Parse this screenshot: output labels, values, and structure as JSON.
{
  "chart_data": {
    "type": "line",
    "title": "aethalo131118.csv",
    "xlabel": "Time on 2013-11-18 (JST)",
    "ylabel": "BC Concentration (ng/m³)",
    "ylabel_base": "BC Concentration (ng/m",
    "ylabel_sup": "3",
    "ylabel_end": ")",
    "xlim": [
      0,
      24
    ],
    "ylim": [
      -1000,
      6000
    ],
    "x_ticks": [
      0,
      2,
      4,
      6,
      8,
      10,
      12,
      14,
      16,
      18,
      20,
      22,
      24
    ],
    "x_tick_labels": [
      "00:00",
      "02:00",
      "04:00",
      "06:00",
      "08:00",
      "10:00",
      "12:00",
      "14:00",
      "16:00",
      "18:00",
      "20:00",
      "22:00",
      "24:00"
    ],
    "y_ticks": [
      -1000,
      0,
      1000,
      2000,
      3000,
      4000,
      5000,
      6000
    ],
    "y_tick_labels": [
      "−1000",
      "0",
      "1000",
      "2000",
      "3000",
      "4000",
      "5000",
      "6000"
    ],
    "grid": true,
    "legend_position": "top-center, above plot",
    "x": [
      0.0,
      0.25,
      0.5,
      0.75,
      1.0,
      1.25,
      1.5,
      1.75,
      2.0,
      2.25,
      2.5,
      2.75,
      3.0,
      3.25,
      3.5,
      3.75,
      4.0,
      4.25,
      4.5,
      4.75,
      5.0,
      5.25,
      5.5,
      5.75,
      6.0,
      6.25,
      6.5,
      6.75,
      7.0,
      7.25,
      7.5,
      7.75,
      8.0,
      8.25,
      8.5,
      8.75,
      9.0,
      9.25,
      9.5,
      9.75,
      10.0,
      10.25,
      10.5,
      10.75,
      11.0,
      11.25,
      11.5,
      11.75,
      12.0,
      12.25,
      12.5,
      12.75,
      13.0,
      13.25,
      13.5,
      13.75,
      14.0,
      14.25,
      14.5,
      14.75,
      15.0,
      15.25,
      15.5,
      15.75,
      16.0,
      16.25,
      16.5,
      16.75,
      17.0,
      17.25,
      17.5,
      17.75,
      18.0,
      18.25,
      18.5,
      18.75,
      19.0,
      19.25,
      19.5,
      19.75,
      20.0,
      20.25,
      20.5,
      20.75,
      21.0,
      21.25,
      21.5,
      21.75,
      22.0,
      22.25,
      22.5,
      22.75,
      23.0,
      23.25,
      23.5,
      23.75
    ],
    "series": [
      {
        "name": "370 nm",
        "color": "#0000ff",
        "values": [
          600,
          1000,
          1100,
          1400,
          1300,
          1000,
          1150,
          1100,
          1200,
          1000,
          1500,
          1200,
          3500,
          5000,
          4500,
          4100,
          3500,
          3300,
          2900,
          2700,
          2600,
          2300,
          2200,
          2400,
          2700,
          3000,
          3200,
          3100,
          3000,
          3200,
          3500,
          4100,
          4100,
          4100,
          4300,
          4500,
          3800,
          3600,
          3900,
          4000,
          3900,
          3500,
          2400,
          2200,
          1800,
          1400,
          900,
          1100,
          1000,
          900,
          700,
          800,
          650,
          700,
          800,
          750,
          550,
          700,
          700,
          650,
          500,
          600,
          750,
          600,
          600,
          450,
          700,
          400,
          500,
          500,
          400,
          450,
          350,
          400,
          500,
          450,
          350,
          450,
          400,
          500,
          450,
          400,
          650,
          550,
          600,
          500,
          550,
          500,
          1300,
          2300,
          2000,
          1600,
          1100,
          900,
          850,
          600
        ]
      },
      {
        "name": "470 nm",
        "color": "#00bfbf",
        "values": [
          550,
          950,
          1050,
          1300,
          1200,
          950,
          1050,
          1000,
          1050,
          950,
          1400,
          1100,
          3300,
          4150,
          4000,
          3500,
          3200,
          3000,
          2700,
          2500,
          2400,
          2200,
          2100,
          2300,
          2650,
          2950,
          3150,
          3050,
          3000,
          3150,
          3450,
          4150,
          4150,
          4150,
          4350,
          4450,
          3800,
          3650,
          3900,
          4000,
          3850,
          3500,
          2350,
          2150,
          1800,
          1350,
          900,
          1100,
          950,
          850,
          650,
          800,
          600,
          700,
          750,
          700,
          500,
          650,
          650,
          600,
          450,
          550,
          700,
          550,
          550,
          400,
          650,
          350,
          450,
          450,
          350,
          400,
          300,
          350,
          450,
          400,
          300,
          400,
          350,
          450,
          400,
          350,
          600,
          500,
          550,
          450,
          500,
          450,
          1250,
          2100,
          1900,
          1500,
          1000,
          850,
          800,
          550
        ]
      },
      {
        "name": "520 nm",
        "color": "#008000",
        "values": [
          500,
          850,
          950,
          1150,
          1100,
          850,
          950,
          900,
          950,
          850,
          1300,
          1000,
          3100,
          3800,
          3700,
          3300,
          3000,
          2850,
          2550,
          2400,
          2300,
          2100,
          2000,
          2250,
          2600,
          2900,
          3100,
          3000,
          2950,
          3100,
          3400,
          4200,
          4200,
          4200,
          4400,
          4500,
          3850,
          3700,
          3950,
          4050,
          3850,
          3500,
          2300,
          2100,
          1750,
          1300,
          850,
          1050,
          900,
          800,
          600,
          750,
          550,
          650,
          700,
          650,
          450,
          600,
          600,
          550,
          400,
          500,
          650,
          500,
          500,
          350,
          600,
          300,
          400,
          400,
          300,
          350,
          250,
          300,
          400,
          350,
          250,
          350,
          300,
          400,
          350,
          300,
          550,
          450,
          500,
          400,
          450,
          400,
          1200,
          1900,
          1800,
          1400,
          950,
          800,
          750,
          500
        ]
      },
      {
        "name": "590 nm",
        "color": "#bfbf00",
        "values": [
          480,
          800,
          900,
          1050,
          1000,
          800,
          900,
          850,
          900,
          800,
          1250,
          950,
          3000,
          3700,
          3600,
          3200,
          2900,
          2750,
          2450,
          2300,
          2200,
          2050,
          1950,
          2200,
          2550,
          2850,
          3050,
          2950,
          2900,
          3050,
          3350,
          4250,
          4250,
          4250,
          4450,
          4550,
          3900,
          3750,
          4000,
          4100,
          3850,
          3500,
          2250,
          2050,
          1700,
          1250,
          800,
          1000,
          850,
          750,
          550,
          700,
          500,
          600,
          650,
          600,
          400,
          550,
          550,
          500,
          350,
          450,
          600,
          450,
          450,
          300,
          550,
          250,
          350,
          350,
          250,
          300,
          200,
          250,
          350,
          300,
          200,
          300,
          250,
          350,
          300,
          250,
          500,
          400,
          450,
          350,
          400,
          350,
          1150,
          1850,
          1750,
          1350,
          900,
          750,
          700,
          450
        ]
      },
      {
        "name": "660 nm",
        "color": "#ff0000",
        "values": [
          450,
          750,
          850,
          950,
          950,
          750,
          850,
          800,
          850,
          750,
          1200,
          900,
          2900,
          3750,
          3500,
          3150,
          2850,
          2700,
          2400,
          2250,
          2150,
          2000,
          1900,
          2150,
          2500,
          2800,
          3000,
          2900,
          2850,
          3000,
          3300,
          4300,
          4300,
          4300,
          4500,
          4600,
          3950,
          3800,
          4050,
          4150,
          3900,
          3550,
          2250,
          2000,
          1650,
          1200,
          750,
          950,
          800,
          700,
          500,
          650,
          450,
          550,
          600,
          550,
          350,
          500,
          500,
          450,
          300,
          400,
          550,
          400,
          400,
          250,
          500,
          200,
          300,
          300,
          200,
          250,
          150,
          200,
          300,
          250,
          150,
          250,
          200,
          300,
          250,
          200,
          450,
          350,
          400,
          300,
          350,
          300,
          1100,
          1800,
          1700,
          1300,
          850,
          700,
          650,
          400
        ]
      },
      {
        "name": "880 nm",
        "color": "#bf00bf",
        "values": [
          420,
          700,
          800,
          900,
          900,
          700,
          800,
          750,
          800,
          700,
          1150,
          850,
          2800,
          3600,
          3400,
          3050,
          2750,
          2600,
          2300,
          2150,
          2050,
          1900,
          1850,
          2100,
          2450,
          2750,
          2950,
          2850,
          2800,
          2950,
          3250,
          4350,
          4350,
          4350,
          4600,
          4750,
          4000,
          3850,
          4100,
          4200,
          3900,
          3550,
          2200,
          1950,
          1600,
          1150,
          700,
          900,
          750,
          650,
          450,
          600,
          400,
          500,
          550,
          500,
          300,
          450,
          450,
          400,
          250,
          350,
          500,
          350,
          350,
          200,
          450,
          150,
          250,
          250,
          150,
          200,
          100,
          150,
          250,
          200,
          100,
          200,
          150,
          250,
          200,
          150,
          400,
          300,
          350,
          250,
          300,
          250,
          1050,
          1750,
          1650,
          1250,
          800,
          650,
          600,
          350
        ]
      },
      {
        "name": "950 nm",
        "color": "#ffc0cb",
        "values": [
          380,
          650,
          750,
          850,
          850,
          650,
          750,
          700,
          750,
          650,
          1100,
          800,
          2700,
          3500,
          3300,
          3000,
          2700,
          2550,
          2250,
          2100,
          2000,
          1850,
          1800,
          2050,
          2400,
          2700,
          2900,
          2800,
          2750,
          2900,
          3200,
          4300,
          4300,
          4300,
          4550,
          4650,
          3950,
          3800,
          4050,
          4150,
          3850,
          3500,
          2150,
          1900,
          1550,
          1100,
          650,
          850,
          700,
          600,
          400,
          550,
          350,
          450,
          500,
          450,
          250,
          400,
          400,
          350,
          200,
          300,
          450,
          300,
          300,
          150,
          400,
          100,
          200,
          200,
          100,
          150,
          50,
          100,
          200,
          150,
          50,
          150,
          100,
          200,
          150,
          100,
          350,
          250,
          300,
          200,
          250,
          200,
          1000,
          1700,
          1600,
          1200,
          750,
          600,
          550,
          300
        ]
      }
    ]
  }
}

▬▬▬▬▬▬

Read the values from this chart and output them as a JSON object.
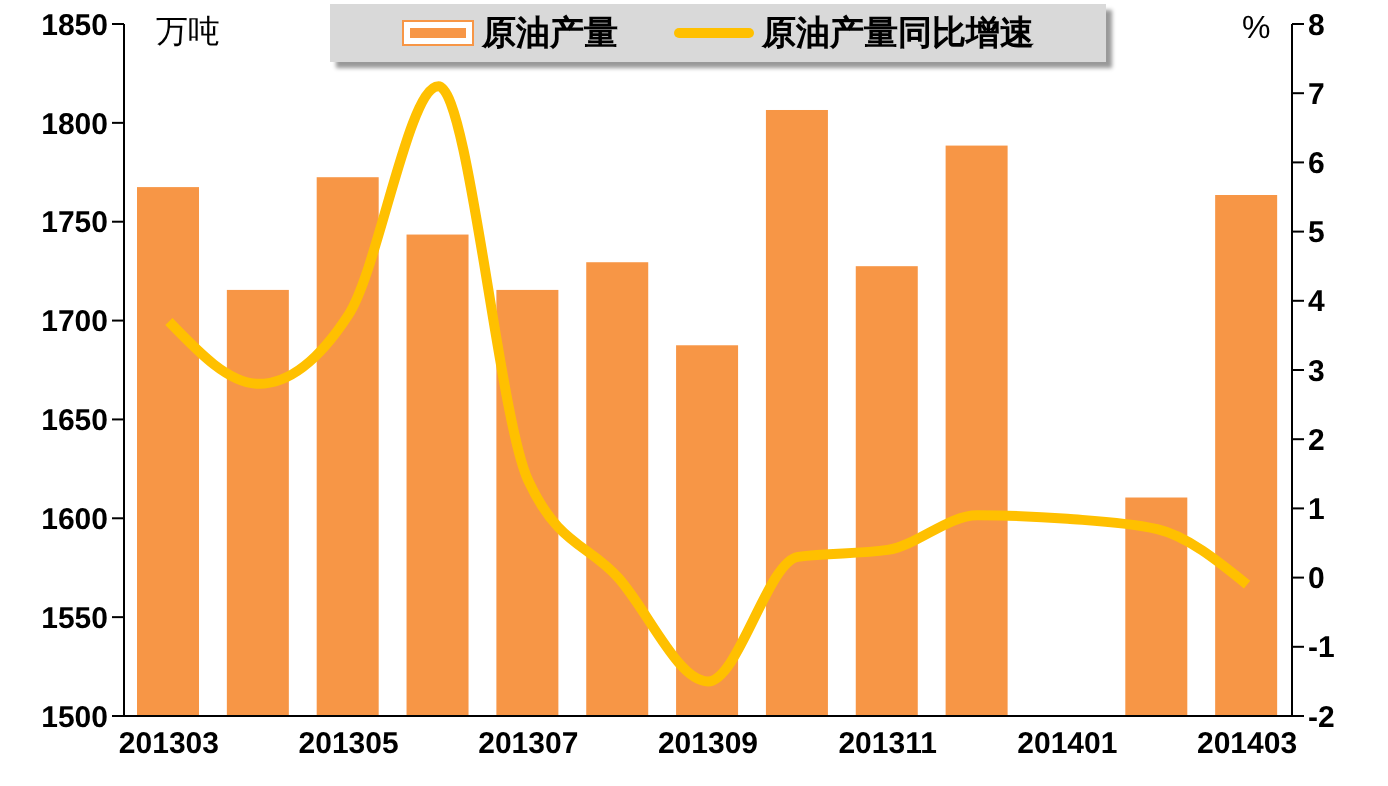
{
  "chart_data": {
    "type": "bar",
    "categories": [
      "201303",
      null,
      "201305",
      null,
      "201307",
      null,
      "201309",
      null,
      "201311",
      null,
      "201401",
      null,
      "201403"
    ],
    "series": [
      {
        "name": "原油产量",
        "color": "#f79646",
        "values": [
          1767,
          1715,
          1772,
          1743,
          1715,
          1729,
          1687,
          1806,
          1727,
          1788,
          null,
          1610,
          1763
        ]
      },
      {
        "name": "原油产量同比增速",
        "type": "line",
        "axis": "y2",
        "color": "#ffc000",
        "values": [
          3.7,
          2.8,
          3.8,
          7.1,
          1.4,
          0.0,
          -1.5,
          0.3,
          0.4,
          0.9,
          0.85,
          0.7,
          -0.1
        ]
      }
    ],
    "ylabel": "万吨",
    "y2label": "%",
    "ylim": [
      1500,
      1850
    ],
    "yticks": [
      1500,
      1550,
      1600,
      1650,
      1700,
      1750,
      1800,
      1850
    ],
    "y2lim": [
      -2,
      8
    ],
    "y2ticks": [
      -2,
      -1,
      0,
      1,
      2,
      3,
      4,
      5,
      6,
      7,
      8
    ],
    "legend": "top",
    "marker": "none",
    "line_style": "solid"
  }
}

▬▬▬▬▬▬

Aim of the task: Filter the listing above for the string "Concentration" and copy every matching line.

Solution:
    "ylabel": "BC Concentration (ng/m³)",
    "ylabel_base": "BC Concentration (ng/m",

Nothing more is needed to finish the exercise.